Scan the records for the word "Gustav". Copy each line that includes it.

■ Input material ■
☆ ☆ ☆

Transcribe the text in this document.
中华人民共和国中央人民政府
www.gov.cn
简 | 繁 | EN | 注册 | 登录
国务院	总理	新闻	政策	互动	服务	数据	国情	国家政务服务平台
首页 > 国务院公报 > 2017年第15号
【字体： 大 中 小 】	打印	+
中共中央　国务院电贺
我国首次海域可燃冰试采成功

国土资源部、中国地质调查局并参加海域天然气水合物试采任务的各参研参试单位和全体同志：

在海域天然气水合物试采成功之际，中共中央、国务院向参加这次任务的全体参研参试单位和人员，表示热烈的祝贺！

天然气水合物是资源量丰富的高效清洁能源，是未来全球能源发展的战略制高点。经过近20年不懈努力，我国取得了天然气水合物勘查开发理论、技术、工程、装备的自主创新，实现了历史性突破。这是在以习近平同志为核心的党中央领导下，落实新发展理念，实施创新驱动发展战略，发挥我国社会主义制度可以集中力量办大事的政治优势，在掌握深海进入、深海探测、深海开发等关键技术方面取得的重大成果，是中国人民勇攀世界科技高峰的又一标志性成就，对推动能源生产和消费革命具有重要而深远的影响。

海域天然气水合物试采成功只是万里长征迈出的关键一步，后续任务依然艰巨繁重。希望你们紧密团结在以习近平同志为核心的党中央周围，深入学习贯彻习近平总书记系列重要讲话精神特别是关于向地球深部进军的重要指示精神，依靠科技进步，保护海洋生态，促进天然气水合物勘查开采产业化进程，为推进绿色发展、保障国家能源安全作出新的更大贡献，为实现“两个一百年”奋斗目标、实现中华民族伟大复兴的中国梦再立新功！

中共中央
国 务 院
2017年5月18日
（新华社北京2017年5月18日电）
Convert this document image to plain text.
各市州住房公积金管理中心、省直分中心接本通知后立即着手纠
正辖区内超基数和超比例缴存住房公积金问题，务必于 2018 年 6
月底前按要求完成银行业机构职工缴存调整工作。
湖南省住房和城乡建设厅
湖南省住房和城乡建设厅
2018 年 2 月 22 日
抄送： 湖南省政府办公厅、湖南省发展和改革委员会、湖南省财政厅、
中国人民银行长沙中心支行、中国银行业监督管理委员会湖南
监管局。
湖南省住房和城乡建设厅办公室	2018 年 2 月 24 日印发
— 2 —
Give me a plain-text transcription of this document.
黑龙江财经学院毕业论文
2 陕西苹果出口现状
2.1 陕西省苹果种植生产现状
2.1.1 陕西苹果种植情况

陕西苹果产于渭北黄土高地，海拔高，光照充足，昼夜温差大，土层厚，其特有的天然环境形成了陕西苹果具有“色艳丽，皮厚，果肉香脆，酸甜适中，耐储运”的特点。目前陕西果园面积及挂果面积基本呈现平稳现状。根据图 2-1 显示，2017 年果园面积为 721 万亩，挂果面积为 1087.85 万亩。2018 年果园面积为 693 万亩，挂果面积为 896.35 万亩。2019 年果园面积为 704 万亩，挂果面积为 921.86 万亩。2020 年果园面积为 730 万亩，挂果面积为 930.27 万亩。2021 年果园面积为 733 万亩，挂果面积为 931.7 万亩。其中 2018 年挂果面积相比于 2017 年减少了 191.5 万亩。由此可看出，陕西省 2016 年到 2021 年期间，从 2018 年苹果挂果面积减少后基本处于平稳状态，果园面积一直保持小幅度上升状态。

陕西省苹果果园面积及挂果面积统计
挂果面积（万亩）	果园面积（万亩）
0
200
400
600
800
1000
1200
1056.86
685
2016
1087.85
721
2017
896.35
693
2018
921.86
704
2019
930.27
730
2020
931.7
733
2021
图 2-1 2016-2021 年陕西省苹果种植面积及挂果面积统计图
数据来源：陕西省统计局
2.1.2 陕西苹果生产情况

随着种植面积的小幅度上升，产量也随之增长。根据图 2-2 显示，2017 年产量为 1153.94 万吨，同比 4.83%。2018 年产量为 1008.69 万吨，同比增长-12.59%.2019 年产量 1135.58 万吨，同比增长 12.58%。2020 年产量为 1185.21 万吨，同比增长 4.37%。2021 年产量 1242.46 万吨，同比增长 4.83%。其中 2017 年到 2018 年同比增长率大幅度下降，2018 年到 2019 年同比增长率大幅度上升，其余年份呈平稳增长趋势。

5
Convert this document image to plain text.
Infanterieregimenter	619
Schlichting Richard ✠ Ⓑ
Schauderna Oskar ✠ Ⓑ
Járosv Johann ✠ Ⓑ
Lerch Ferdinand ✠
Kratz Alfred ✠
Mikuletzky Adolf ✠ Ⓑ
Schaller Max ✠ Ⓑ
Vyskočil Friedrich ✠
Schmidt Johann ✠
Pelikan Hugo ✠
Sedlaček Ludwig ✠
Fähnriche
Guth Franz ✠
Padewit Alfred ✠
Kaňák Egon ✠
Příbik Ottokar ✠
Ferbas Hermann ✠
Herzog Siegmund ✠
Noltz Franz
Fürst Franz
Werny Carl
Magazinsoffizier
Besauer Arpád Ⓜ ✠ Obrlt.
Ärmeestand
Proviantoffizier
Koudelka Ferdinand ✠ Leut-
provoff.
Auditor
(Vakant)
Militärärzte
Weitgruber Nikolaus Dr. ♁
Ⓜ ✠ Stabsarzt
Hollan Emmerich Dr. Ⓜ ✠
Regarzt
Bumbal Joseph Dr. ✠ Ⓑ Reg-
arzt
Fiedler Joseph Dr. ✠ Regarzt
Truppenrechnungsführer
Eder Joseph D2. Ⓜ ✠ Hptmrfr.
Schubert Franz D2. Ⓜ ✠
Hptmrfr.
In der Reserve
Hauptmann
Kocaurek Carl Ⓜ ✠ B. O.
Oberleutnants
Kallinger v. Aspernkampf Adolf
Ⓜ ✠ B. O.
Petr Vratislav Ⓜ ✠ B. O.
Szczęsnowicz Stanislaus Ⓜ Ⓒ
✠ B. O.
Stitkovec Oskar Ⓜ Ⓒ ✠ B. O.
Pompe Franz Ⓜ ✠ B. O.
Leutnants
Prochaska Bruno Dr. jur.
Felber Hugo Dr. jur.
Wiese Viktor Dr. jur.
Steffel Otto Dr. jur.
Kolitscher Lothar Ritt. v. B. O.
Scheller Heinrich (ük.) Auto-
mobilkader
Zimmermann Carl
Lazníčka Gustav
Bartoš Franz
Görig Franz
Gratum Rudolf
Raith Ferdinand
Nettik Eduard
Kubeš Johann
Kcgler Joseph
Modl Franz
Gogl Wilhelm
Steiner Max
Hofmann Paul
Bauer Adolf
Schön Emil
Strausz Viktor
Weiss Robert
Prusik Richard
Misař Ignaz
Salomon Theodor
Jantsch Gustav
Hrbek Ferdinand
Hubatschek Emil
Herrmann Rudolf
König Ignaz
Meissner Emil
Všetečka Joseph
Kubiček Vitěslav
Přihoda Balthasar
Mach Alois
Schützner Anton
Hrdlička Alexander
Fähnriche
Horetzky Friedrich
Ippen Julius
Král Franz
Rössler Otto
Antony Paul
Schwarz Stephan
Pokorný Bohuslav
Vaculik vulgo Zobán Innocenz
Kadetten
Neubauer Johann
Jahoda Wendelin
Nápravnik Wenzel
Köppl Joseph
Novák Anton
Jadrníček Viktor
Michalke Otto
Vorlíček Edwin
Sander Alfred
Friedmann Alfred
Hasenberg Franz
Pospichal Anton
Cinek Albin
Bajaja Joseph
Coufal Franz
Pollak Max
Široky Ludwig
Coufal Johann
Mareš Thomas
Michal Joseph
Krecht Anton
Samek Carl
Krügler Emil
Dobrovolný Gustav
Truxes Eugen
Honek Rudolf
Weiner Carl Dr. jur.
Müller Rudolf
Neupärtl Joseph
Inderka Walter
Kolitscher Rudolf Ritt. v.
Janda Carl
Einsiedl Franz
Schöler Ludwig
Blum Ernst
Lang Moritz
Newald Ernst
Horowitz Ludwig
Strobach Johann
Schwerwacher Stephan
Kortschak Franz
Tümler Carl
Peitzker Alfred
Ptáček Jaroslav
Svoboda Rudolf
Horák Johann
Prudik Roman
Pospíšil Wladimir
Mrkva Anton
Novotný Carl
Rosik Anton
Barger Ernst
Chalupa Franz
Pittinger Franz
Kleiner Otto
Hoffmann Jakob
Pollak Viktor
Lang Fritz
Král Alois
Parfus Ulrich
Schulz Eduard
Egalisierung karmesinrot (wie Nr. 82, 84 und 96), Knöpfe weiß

☆ ☆ ☆

■ Response to this task ■
Lazníčka Gustav
Jantsch Gustav
Dobrovolný Gustav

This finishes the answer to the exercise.